[Given problem]
Skip the pictures and repeat each line of the data exactly.

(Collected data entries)

--- start ---

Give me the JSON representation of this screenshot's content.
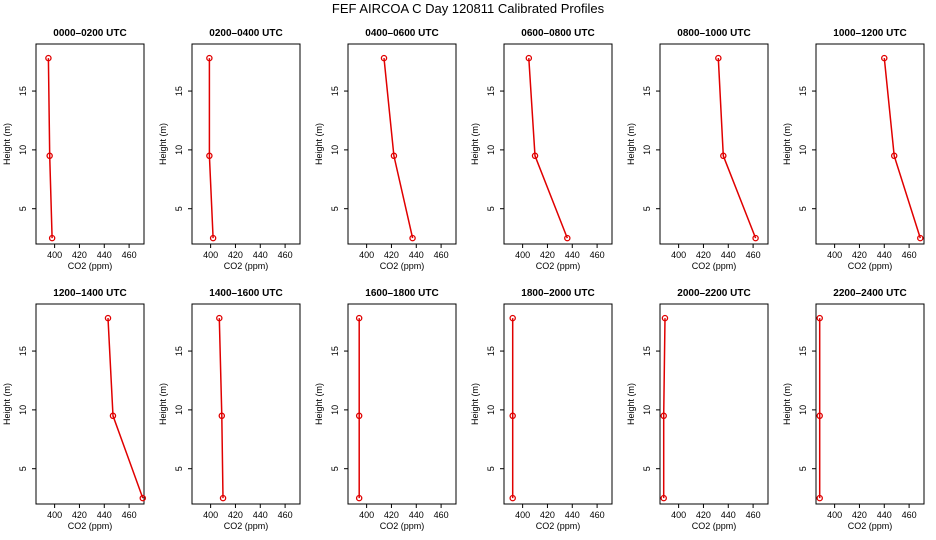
{
  "title": "FEF AIRCOA C  Day 120811  Calibrated Profiles",
  "colors": {
    "profile": "#e00000",
    "axis": "#000000",
    "background": "#ffffff"
  },
  "chart_data": [
    {
      "type": "line",
      "title": "0000–0200 UTC",
      "xlabel": "CO2 (ppm)",
      "ylabel": "Height (m)",
      "xlim": [
        385,
        472
      ],
      "ylim": [
        2,
        19
      ],
      "xticks": [
        400,
        420,
        440,
        460
      ],
      "yticks": [
        5,
        10,
        15
      ],
      "grid": false,
      "series": [
        {
          "x": [
            398,
            396,
            395
          ],
          "y": [
            2.5,
            9.5,
            17.8
          ]
        }
      ]
    },
    {
      "type": "line",
      "title": "0200–0400 UTC",
      "xlabel": "CO2 (ppm)",
      "ylabel": "Height (m)",
      "xlim": [
        385,
        472
      ],
      "ylim": [
        2,
        19
      ],
      "xticks": [
        400,
        420,
        440,
        460
      ],
      "yticks": [
        5,
        10,
        15
      ],
      "grid": false,
      "series": [
        {
          "x": [
            402,
            399,
            399
          ],
          "y": [
            2.5,
            9.5,
            17.8
          ]
        }
      ]
    },
    {
      "type": "line",
      "title": "0400–0600 UTC",
      "xlabel": "CO2 (ppm)",
      "ylabel": "Height (m)",
      "xlim": [
        385,
        472
      ],
      "ylim": [
        2,
        19
      ],
      "xticks": [
        400,
        420,
        440,
        460
      ],
      "yticks": [
        5,
        10,
        15
      ],
      "grid": false,
      "series": [
        {
          "x": [
            437,
            422,
            414
          ],
          "y": [
            2.5,
            9.5,
            17.8
          ]
        }
      ]
    },
    {
      "type": "line",
      "title": "0600–0800 UTC",
      "xlabel": "CO2 (ppm)",
      "ylabel": "Height (m)",
      "xlim": [
        385,
        472
      ],
      "ylim": [
        2,
        19
      ],
      "xticks": [
        400,
        420,
        440,
        460
      ],
      "yticks": [
        5,
        10,
        15
      ],
      "grid": false,
      "series": [
        {
          "x": [
            436,
            410,
            405
          ],
          "y": [
            2.5,
            9.5,
            17.8
          ]
        }
      ]
    },
    {
      "type": "line",
      "title": "0800–1000 UTC",
      "xlabel": "CO2 (ppm)",
      "ylabel": "Height (m)",
      "xlim": [
        385,
        472
      ],
      "ylim": [
        2,
        19
      ],
      "xticks": [
        400,
        420,
        440,
        460
      ],
      "yticks": [
        5,
        10,
        15
      ],
      "grid": false,
      "series": [
        {
          "x": [
            462,
            436,
            432
          ],
          "y": [
            2.5,
            9.5,
            17.8
          ]
        }
      ]
    },
    {
      "type": "line",
      "title": "1000–1200 UTC",
      "xlabel": "CO2 (ppm)",
      "ylabel": "Height (m)",
      "xlim": [
        385,
        472
      ],
      "ylim": [
        2,
        19
      ],
      "xticks": [
        400,
        420,
        440,
        460
      ],
      "yticks": [
        5,
        10,
        15
      ],
      "grid": false,
      "series": [
        {
          "x": [
            469,
            448,
            440
          ],
          "y": [
            2.5,
            9.5,
            17.8
          ]
        }
      ]
    },
    {
      "type": "line",
      "title": "1200–1400 UTC",
      "xlabel": "CO2 (ppm)",
      "ylabel": "Height (m)",
      "xlim": [
        385,
        472
      ],
      "ylim": [
        2,
        19
      ],
      "xticks": [
        400,
        420,
        440,
        460
      ],
      "yticks": [
        5,
        10,
        15
      ],
      "grid": false,
      "series": [
        {
          "x": [
            471,
            447,
            443
          ],
          "y": [
            2.5,
            9.5,
            17.8
          ]
        }
      ]
    },
    {
      "type": "line",
      "title": "1400–1600 UTC",
      "xlabel": "CO2 (ppm)",
      "ylabel": "Height (m)",
      "xlim": [
        385,
        472
      ],
      "ylim": [
        2,
        19
      ],
      "xticks": [
        400,
        420,
        440,
        460
      ],
      "yticks": [
        5,
        10,
        15
      ],
      "grid": false,
      "series": [
        {
          "x": [
            410,
            409,
            407
          ],
          "y": [
            2.5,
            9.5,
            17.8
          ]
        }
      ]
    },
    {
      "type": "line",
      "title": "1600–1800 UTC",
      "xlabel": "CO2 (ppm)",
      "ylabel": "Height (m)",
      "xlim": [
        385,
        472
      ],
      "ylim": [
        2,
        19
      ],
      "xticks": [
        400,
        420,
        440,
        460
      ],
      "yticks": [
        5,
        10,
        15
      ],
      "grid": false,
      "series": [
        {
          "x": [
            394,
            394,
            394
          ],
          "y": [
            2.5,
            9.5,
            17.8
          ]
        }
      ]
    },
    {
      "type": "line",
      "title": "1800–2000 UTC",
      "xlabel": "CO2 (ppm)",
      "ylabel": "Height (m)",
      "xlim": [
        385,
        472
      ],
      "ylim": [
        2,
        19
      ],
      "xticks": [
        400,
        420,
        440,
        460
      ],
      "yticks": [
        5,
        10,
        15
      ],
      "grid": false,
      "series": [
        {
          "x": [
            392,
            392,
            392
          ],
          "y": [
            2.5,
            9.5,
            17.8
          ]
        }
      ]
    },
    {
      "type": "line",
      "title": "2000–2200 UTC",
      "xlabel": "CO2 (ppm)",
      "ylabel": "Height (m)",
      "xlim": [
        385,
        472
      ],
      "ylim": [
        2,
        19
      ],
      "xticks": [
        400,
        420,
        440,
        460
      ],
      "yticks": [
        5,
        10,
        15
      ],
      "grid": false,
      "series": [
        {
          "x": [
            388,
            388,
            389
          ],
          "y": [
            2.5,
            9.5,
            17.8
          ]
        }
      ]
    },
    {
      "type": "line",
      "title": "2200–2400 UTC",
      "xlabel": "CO2 (ppm)",
      "ylabel": "Height (m)",
      "xlim": [
        385,
        472
      ],
      "ylim": [
        2,
        19
      ],
      "xticks": [
        400,
        420,
        440,
        460
      ],
      "yticks": [
        5,
        10,
        15
      ],
      "grid": false,
      "series": [
        {
          "x": [
            388,
            388,
            388
          ],
          "y": [
            2.5,
            9.5,
            17.8
          ]
        }
      ]
    }
  ]
}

--- end ---

[Solved exercise]
Give me the JSON representation of this screenshot's content.
{
  "title": "FEF AIRCOA C  Day 120811  Calibrated Profiles",
  "colors": {
    "profile": "#e00000",
    "axis": "#000000",
    "background": "#ffffff"
  },
  "chart_data": [
    {
      "type": "line",
      "title": "0000–0200 UTC",
      "xlabel": "CO2 (ppm)",
      "ylabel": "Height (m)",
      "xlim": [
        385,
        472
      ],
      "ylim": [
        2,
        19
      ],
      "xticks": [
        400,
        420,
        440,
        460
      ],
      "yticks": [
        5,
        10,
        15
      ],
      "grid": false,
      "series": [
        {
          "x": [
            398,
            396,
            395
          ],
          "y": [
            2.5,
            9.5,
            17.8
          ]
        }
      ]
    },
    {
      "type": "line",
      "title": "0200–0400 UTC",
      "xlabel": "CO2 (ppm)",
      "ylabel": "Height (m)",
      "xlim": [
        385,
        472
      ],
      "ylim": [
        2,
        19
      ],
      "xticks": [
        400,
        420,
        440,
        460
      ],
      "yticks": [
        5,
        10,
        15
      ],
      "grid": false,
      "series": [
        {
          "x": [
            402,
            399,
            399
          ],
          "y": [
            2.5,
            9.5,
            17.8
          ]
        }
      ]
    },
    {
      "type": "line",
      "title": "0400–0600 UTC",
      "xlabel": "CO2 (ppm)",
      "ylabel": "Height (m)",
      "xlim": [
        385,
        472
      ],
      "ylim": [
        2,
        19
      ],
      "xticks": [
        400,
        420,
        440,
        460
      ],
      "yticks": [
        5,
        10,
        15
      ],
      "grid": false,
      "series": [
        {
          "x": [
            437,
            422,
            414
          ],
          "y": [
            2.5,
            9.5,
            17.8
          ]
        }
      ]
    },
    {
      "type": "line",
      "title": "0600–0800 UTC",
      "xlabel": "CO2 (ppm)",
      "ylabel": "Height (m)",
      "xlim": [
        385,
        472
      ],
      "ylim": [
        2,
        19
      ],
      "xticks": [
        400,
        420,
        440,
        460
      ],
      "yticks": [
        5,
        10,
        15
      ],
      "grid": false,
      "series": [
        {
          "x": [
            436,
            410,
            405
          ],
          "y": [
            2.5,
            9.5,
            17.8
          ]
        }
      ]
    },
    {
      "type": "line",
      "title": "0800–1000 UTC",
      "xlabel": "CO2 (ppm)",
      "ylabel": "Height (m)",
      "xlim": [
        385,
        472
      ],
      "ylim": [
        2,
        19
      ],
      "xticks": [
        400,
        420,
        440,
        460
      ],
      "yticks": [
        5,
        10,
        15
      ],
      "grid": false,
      "series": [
        {
          "x": [
            462,
            436,
            432
          ],
          "y": [
            2.5,
            9.5,
            17.8
          ]
        }
      ]
    },
    {
      "type": "line",
      "title": "1000–1200 UTC",
      "xlabel": "CO2 (ppm)",
      "ylabel": "Height (m)",
      "xlim": [
        385,
        472
      ],
      "ylim": [
        2,
        19
      ],
      "xticks": [
        400,
        420,
        440,
        460
      ],
      "yticks": [
        5,
        10,
        15
      ],
      "grid": false,
      "series": [
        {
          "x": [
            469,
            448,
            440
          ],
          "y": [
            2.5,
            9.5,
            17.8
          ]
        }
      ]
    },
    {
      "type": "line",
      "title": "1200–1400 UTC",
      "xlabel": "CO2 (ppm)",
      "ylabel": "Height (m)",
      "xlim": [
        385,
        472
      ],
      "ylim": [
        2,
        19
      ],
      "xticks": [
        400,
        420,
        440,
        460
      ],
      "yticks": [
        5,
        10,
        15
      ],
      "grid": false,
      "series": [
        {
          "x": [
            471,
            447,
            443
          ],
          "y": [
            2.5,
            9.5,
            17.8
          ]
        }
      ]
    },
    {
      "type": "line",
      "title": "1400–1600 UTC",
      "xlabel": "CO2 (ppm)",
      "ylabel": "Height (m)",
      "xlim": [
        385,
        472
      ],
      "ylim": [
        2,
        19
      ],
      "xticks": [
        400,
        420,
        440,
        460
      ],
      "yticks": [
        5,
        10,
        15
      ],
      "grid": false,
      "series": [
        {
          "x": [
            410,
            409,
            407
          ],
          "y": [
            2.5,
            9.5,
            17.8
          ]
        }
      ]
    },
    {
      "type": "line",
      "title": "1600–1800 UTC",
      "xlabel": "CO2 (ppm)",
      "ylabel": "Height (m)",
      "xlim": [
        385,
        472
      ],
      "ylim": [
        2,
        19
      ],
      "xticks": [
        400,
        420,
        440,
        460
      ],
      "yticks": [
        5,
        10,
        15
      ],
      "grid": false,
      "series": [
        {
          "x": [
            394,
            394,
            394
          ],
          "y": [
            2.5,
            9.5,
            17.8
          ]
        }
      ]
    },
    {
      "type": "line",
      "title": "1800–2000 UTC",
      "xlabel": "CO2 (ppm)",
      "ylabel": "Height (m)",
      "xlim": [
        385,
        472
      ],
      "ylim": [
        2,
        19
      ],
      "xticks": [
        400,
        420,
        440,
        460
      ],
      "yticks": [
        5,
        10,
        15
      ],
      "grid": false,
      "series": [
        {
          "x": [
            392,
            392,
            392
          ],
          "y": [
            2.5,
            9.5,
            17.8
          ]
        }
      ]
    },
    {
      "type": "line",
      "title": "2000–2200 UTC",
      "xlabel": "CO2 (ppm)",
      "ylabel": "Height (m)",
      "xlim": [
        385,
        472
      ],
      "ylim": [
        2,
        19
      ],
      "xticks": [
        400,
        420,
        440,
        460
      ],
      "yticks": [
        5,
        10,
        15
      ],
      "grid": false,
      "series": [
        {
          "x": [
            388,
            388,
            389
          ],
          "y": [
            2.5,
            9.5,
            17.8
          ]
        }
      ]
    },
    {
      "type": "line",
      "title": "2200–2400 UTC",
      "xlabel": "CO2 (ppm)",
      "ylabel": "Height (m)",
      "xlim": [
        385,
        472
      ],
      "ylim": [
        2,
        19
      ],
      "xticks": [
        400,
        420,
        440,
        460
      ],
      "yticks": [
        5,
        10,
        15
      ],
      "grid": false,
      "series": [
        {
          "x": [
            388,
            388,
            388
          ],
          "y": [
            2.5,
            9.5,
            17.8
          ]
        }
      ]
    }
  ]
}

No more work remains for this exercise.